Dataset excerpts →
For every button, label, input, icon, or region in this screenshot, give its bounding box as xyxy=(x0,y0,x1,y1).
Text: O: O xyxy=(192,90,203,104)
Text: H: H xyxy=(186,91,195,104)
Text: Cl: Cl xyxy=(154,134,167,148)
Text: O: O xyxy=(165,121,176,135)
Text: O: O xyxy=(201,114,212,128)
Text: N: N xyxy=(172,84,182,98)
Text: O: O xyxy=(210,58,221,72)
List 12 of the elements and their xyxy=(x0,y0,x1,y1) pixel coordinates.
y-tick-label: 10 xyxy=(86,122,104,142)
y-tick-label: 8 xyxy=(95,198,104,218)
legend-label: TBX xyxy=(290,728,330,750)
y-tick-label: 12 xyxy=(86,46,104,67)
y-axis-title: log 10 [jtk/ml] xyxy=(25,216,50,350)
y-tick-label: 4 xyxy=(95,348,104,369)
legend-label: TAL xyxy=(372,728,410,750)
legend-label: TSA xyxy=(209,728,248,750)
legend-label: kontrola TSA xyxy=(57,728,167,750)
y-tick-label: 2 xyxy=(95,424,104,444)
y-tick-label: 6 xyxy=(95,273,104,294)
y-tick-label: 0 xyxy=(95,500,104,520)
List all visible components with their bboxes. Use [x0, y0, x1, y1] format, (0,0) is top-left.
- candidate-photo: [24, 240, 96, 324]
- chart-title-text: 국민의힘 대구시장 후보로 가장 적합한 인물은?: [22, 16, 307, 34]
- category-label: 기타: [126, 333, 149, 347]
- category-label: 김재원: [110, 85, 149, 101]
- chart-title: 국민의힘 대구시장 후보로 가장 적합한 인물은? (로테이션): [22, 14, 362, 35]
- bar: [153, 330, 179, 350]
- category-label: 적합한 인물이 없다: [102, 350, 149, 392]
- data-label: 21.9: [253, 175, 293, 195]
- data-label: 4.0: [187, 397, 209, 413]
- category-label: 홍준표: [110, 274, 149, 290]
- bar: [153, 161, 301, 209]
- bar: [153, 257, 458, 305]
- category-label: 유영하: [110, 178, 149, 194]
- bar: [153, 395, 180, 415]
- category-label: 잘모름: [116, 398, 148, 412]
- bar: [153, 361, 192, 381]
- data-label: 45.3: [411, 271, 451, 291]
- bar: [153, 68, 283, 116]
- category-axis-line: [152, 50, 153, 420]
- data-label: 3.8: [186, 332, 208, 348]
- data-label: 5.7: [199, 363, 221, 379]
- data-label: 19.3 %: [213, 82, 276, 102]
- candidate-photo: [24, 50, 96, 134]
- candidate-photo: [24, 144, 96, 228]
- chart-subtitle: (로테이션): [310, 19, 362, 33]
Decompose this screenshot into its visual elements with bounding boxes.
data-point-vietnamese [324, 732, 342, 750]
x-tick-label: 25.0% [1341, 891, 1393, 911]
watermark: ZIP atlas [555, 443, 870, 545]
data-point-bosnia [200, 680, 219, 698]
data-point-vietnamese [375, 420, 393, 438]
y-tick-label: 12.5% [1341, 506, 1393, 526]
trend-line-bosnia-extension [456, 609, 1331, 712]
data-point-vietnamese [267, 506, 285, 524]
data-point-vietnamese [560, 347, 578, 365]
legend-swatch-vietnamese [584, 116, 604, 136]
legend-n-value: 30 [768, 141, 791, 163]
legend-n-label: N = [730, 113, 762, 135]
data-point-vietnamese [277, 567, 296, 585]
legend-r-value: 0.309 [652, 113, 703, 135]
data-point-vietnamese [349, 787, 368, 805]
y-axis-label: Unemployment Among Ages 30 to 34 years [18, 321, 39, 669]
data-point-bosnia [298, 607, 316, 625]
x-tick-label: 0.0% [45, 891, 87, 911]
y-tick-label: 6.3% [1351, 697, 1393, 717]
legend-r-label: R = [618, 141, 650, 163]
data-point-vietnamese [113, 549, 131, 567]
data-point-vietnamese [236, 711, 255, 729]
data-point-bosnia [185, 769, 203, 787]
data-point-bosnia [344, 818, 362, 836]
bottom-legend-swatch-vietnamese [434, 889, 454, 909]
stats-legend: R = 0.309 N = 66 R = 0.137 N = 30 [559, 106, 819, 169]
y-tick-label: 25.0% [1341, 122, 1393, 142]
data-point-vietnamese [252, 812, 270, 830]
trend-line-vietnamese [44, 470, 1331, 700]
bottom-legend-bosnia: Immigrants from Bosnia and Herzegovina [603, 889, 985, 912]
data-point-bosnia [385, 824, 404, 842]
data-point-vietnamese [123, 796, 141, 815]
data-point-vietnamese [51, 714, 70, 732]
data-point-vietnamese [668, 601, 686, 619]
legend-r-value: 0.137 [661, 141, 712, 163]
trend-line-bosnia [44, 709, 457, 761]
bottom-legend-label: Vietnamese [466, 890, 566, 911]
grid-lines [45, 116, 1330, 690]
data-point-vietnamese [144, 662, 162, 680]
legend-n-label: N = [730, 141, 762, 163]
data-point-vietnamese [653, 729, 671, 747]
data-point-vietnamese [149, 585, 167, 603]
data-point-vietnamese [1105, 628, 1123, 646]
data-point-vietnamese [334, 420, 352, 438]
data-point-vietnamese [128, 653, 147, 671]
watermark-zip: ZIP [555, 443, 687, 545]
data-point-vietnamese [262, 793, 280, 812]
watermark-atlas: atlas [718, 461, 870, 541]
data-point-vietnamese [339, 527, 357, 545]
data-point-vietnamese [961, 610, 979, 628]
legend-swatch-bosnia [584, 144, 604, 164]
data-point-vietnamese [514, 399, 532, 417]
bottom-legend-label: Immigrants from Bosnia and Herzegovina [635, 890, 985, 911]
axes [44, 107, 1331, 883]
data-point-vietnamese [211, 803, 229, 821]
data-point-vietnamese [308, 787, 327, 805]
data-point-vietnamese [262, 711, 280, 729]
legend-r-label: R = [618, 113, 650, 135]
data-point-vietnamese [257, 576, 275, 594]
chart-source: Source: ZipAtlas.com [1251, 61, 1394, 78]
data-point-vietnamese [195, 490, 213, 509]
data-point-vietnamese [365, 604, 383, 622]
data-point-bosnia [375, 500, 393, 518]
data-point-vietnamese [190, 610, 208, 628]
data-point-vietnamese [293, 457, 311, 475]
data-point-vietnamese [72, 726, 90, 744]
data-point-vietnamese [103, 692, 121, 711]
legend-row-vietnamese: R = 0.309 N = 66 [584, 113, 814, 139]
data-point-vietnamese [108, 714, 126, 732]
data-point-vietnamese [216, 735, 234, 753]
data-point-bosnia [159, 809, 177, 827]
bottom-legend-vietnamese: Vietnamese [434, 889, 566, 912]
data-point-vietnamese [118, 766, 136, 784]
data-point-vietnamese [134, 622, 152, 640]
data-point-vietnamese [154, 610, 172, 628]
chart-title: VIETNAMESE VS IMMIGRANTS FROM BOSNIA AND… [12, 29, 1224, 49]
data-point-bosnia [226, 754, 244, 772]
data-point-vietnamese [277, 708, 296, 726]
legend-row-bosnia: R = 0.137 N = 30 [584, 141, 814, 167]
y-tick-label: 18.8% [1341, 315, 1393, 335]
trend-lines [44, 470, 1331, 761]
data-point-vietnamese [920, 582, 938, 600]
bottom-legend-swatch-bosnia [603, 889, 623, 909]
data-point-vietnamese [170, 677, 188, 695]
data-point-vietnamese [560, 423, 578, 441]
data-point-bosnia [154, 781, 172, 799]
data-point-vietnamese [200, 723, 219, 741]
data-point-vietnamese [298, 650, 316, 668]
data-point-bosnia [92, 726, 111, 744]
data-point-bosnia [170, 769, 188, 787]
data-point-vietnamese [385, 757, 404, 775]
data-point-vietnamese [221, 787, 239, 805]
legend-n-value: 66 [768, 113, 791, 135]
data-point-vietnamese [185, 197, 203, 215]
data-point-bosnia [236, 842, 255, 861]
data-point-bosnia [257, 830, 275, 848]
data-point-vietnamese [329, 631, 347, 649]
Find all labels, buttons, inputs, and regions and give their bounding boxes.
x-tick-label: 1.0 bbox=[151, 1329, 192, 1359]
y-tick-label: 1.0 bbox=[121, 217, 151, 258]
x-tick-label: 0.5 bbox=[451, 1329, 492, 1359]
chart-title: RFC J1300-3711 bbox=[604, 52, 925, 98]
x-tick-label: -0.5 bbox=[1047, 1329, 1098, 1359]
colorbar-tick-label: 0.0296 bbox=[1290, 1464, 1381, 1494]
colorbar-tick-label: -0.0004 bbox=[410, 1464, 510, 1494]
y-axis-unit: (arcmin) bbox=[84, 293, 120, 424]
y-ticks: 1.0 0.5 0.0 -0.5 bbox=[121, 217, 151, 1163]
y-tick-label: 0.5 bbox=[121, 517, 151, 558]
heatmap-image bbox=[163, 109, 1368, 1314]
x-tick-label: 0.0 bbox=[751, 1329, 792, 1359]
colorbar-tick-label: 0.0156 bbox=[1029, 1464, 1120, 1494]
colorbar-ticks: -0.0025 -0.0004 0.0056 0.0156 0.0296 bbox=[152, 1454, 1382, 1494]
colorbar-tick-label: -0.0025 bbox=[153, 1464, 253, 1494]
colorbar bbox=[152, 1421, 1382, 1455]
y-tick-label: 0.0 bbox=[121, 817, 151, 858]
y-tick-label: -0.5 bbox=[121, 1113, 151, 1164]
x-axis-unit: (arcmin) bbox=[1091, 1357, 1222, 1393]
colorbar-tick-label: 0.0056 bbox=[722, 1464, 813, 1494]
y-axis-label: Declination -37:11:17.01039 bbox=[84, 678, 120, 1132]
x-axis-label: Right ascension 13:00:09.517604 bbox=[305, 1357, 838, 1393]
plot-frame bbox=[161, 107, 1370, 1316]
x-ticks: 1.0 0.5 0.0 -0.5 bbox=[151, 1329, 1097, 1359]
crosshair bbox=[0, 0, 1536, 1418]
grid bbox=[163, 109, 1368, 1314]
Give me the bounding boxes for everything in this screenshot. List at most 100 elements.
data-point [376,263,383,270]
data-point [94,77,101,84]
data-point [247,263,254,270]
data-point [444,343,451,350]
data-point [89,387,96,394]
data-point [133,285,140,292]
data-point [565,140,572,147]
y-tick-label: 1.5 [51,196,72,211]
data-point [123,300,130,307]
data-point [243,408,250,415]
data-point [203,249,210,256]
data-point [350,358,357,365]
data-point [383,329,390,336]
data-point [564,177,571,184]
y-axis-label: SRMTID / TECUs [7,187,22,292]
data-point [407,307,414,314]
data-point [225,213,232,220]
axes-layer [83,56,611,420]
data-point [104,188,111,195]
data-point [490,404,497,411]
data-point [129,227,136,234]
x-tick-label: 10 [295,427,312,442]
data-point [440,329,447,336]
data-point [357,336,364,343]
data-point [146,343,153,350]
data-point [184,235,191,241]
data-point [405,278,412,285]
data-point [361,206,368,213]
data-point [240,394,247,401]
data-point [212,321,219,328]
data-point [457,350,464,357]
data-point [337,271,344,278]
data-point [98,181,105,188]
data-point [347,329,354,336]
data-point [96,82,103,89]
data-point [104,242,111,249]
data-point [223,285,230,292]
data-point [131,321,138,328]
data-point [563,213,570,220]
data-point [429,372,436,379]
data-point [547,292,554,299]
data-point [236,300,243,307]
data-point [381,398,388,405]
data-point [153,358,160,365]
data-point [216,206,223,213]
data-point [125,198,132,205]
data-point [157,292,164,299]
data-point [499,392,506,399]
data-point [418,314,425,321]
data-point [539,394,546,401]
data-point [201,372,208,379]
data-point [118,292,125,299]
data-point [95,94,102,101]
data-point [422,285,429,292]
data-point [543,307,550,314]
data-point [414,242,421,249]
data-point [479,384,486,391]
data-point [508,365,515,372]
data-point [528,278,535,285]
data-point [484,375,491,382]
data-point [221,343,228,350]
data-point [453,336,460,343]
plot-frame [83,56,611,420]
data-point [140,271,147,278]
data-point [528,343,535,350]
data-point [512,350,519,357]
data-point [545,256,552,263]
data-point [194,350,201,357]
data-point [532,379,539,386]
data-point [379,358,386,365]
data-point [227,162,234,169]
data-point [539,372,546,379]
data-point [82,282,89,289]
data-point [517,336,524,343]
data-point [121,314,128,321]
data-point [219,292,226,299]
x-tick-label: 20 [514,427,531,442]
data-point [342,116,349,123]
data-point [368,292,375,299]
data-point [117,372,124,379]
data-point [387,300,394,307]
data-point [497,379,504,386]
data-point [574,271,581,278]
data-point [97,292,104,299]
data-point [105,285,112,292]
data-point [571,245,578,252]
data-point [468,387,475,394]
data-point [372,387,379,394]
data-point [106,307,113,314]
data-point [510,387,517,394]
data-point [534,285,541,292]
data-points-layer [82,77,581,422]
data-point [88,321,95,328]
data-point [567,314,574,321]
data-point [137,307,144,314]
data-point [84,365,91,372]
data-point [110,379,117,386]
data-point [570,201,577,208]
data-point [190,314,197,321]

Problem to work on → Write out everything from the first of the rows above down to the line containing "y-tick-label: 0 xyxy=(95,500,104,520)", both included, as a numbered list with blank lines dropped.

Solution to this exercise →
1. For every button, label, input, icon, or region in this screenshot, give its bounding box as xyxy=(x0,y0,x1,y1).
2. Text: O: O xyxy=(192,90,203,104)
3. Text: H: H xyxy=(186,91,195,104)
4. Text: Cl: Cl xyxy=(154,134,167,148)
5. Text: O: O xyxy=(165,121,176,135)
6. Text: O: O xyxy=(201,114,212,128)
7. Text: N: N xyxy=(172,84,182,98)
8. Text: O: O xyxy=(210,58,221,72)
9. List 12 of the elements and their xyxy=(x0,y0,x1,y1) pixel coordinates.
10. y-tick-label: 10 xyxy=(86,122,104,142)
11. y-tick-label: 8 xyxy=(95,198,104,218)
12. legend-label: TBX xyxy=(290,728,330,750)
13. y-tick-label: 12 xyxy=(86,46,104,67)
14. y-axis-title: log 10 [jtk/ml] xyxy=(25,216,50,350)
15. y-tick-label: 4 xyxy=(95,348,104,369)
16. legend-label: TAL xyxy=(372,728,410,750)
17. legend-label: TSA xyxy=(209,728,248,750)
18. legend-label: kontrola TSA xyxy=(57,728,167,750)
19. y-tick-label: 2 xyxy=(95,424,104,444)
20. y-tick-label: 6 xyxy=(95,273,104,294)
21. y-tick-label: 0 xyxy=(95,500,104,520)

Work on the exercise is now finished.